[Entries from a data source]
------------

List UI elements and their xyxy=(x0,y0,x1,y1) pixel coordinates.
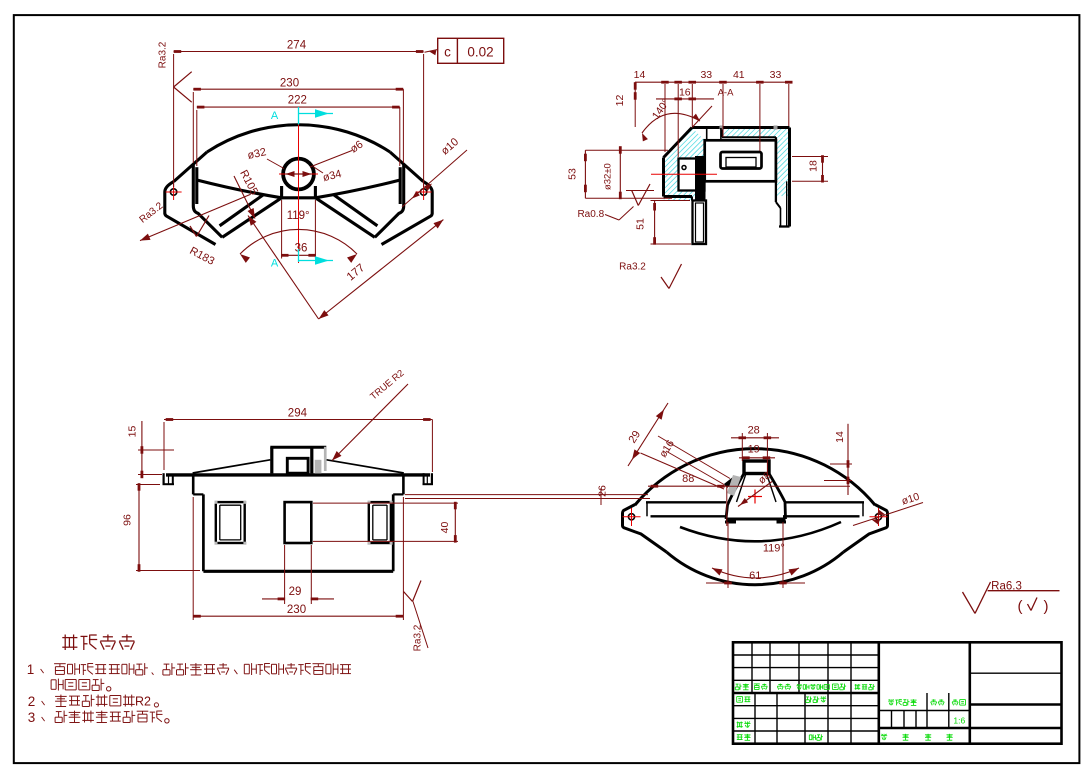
svg-text:26: 26 xyxy=(597,485,609,497)
svg-text:Ra0.8: Ra0.8 xyxy=(577,209,604,220)
svg-text:Ra6.3: Ra6.3 xyxy=(991,580,1022,592)
svg-text:88: 88 xyxy=(682,473,694,485)
svg-text:28: 28 xyxy=(748,425,760,437)
svg-text:14: 14 xyxy=(834,431,846,443)
svg-text:A: A xyxy=(271,258,279,270)
svg-text:51: 51 xyxy=(635,218,647,230)
svg-text:33: 33 xyxy=(700,69,712,81)
svg-text:36: 36 xyxy=(295,243,308,255)
svg-text:Ra3.2: Ra3.2 xyxy=(619,262,646,273)
svg-text:230: 230 xyxy=(280,78,299,90)
svg-text:15: 15 xyxy=(127,426,139,438)
svg-text:33: 33 xyxy=(770,69,782,81)
svg-text:(: ( xyxy=(1018,598,1023,615)
svg-text:12: 12 xyxy=(614,95,626,107)
svg-text:274: 274 xyxy=(287,40,307,52)
svg-text:29: 29 xyxy=(289,586,302,598)
svg-text:1:6: 1:6 xyxy=(953,716,965,726)
svg-text:A-A: A-A xyxy=(718,88,735,99)
svg-text:61: 61 xyxy=(749,570,761,582)
svg-text:0.02: 0.02 xyxy=(467,45,493,60)
svg-text:A: A xyxy=(271,110,279,122)
svg-text:230: 230 xyxy=(287,604,306,616)
svg-text:c: c xyxy=(444,45,451,60)
svg-text:19: 19 xyxy=(748,444,760,456)
svg-text:14: 14 xyxy=(634,69,646,81)
svg-text:Ra3.2: Ra3.2 xyxy=(158,41,169,68)
svg-text:ø32±0: ø32±0 xyxy=(602,163,613,190)
svg-text:41: 41 xyxy=(733,69,745,81)
svg-text:2: 2 xyxy=(28,694,36,709)
svg-text:96: 96 xyxy=(122,514,134,526)
svg-text:Ra3.2: Ra3.2 xyxy=(413,624,424,651)
svg-text:1: 1 xyxy=(27,662,35,677)
svg-text:18: 18 xyxy=(808,160,820,172)
svg-text:222: 222 xyxy=(288,95,307,107)
svg-text:119°: 119° xyxy=(763,543,785,555)
svg-text:40: 40 xyxy=(439,522,451,534)
svg-text:119°: 119° xyxy=(287,210,310,222)
svg-text:): ) xyxy=(1044,598,1049,615)
svg-text:16: 16 xyxy=(679,86,691,98)
svg-text:294: 294 xyxy=(288,407,308,419)
svg-text:3: 3 xyxy=(28,710,36,725)
svg-text:53: 53 xyxy=(567,168,579,180)
svg-text:R2: R2 xyxy=(135,695,151,709)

------------

# Given problem
Please update the entries starting at the line containing "svg-text:26: 26 xyxy=(597,485,609,497)" and ending at the line containing "svg-text:2: 2 xyxy=(28,694,36,709)", changing "Ra3.2" to "Ra1.6" and leaving everything else the same. Give only those lines.

# Exercise solution
svg-text:26: 26 xyxy=(597,485,609,497)
svg-text:Ra0.8: Ra0.8 xyxy=(577,209,604,220)
svg-text:Ra6.3: Ra6.3 xyxy=(991,580,1022,592)
svg-text:88: 88 xyxy=(682,473,694,485)
svg-text:28: 28 xyxy=(748,425,760,437)
svg-text:14: 14 xyxy=(834,431,846,443)
svg-text:A: A xyxy=(271,258,279,270)
svg-text:51: 51 xyxy=(635,218,647,230)
svg-text:33: 33 xyxy=(700,69,712,81)
svg-text:36: 36 xyxy=(295,243,308,255)
svg-text:Ra1.6: Ra1.6 xyxy=(619,262,646,273)
svg-text:230: 230 xyxy=(280,78,299,90)
svg-text:15: 15 xyxy=(127,426,139,438)
svg-text:33: 33 xyxy=(770,69,782,81)
svg-text:(: ( xyxy=(1018,598,1023,615)
svg-text:12: 12 xyxy=(614,95,626,107)
svg-text:274: 274 xyxy=(287,40,307,52)
svg-text:29: 29 xyxy=(289,586,302,598)
svg-text:1:6: 1:6 xyxy=(953,716,965,726)
svg-text:A-A: A-A xyxy=(718,88,735,99)
svg-text:61: 61 xyxy=(749,570,761,582)
svg-text:0.02: 0.02 xyxy=(467,45,493,60)
svg-text:A: A xyxy=(271,110,279,122)
svg-text:230: 230 xyxy=(287,604,306,616)
svg-text:c: c xyxy=(444,45,451,60)
svg-text:19: 19 xyxy=(748,444,760,456)
svg-text:14: 14 xyxy=(634,69,646,81)
svg-text:Ra1.6: Ra1.6 xyxy=(158,41,169,68)
svg-text:ø32±0: ø32±0 xyxy=(602,163,613,190)
svg-text:41: 41 xyxy=(733,69,745,81)
svg-text:2: 2 xyxy=(28,694,36,709)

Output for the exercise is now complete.